**Set exercise**: Report the count of lines below in which the string "truck" occurs; include nothing else.

**Exercise inputs**:
>> start

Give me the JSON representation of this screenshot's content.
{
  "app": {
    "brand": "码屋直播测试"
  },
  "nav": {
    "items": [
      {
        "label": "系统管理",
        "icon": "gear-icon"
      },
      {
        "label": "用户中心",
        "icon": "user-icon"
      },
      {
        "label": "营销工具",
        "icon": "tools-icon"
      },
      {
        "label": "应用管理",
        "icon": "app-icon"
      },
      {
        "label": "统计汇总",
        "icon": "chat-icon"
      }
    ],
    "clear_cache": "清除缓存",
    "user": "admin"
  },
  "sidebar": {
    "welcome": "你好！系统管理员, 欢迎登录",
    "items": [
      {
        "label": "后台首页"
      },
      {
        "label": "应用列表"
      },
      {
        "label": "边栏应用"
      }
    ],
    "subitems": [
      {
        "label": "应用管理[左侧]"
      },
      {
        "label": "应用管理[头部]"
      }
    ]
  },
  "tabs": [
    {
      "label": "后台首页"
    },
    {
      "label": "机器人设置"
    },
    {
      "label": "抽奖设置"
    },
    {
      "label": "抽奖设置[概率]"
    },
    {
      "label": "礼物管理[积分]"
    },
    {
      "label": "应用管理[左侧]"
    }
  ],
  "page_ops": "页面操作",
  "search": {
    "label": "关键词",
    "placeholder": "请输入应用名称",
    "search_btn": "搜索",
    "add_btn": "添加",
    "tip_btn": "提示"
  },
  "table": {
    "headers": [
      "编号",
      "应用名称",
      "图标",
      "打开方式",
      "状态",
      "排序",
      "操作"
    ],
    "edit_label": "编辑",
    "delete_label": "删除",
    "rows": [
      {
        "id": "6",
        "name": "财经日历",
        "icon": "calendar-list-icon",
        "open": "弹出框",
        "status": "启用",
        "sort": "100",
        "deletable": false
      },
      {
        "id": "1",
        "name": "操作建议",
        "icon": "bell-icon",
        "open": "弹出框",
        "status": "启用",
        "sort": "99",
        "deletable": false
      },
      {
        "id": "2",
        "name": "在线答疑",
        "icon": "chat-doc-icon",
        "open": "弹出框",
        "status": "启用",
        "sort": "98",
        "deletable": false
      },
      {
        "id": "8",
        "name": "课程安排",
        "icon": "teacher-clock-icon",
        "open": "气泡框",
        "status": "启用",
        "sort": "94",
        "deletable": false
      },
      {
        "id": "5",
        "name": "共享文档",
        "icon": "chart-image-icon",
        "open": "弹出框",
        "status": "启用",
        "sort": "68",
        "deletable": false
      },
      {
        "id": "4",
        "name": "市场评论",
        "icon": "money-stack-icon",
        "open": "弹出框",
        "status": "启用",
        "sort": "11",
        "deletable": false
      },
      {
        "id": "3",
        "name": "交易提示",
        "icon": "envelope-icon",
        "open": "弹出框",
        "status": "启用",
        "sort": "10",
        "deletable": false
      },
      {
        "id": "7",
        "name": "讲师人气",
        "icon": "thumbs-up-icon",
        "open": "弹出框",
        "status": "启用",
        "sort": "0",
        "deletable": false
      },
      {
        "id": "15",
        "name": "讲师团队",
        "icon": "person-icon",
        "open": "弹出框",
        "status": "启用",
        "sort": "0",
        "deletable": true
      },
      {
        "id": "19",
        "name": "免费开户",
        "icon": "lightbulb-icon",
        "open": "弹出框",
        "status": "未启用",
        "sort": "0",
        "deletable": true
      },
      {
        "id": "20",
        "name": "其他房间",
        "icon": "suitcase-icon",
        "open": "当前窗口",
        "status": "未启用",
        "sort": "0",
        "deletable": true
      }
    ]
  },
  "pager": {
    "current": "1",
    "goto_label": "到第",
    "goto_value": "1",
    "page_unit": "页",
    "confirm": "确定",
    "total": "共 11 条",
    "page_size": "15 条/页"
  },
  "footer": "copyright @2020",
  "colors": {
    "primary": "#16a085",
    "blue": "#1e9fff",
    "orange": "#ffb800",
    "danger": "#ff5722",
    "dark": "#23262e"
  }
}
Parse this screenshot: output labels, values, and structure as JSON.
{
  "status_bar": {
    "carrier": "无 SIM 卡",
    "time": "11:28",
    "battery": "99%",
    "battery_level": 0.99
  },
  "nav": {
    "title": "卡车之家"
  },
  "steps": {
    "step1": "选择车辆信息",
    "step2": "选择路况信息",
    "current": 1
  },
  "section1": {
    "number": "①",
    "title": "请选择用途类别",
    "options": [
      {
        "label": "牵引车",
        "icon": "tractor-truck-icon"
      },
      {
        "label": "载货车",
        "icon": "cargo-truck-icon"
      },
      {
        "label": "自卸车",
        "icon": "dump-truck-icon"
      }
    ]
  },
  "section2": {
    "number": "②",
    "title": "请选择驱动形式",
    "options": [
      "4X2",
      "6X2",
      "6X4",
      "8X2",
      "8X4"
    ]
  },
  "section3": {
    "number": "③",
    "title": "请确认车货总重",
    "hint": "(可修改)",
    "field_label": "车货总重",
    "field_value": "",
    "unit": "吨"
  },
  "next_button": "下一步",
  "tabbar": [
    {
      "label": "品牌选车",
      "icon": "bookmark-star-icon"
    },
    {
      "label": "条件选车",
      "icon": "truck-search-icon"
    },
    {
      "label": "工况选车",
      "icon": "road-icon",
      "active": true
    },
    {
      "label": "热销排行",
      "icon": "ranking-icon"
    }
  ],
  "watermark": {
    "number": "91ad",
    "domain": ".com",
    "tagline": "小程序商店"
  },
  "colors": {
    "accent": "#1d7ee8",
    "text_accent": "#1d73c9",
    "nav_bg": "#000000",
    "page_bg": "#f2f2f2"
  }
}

>> end

**Exercise result**: 4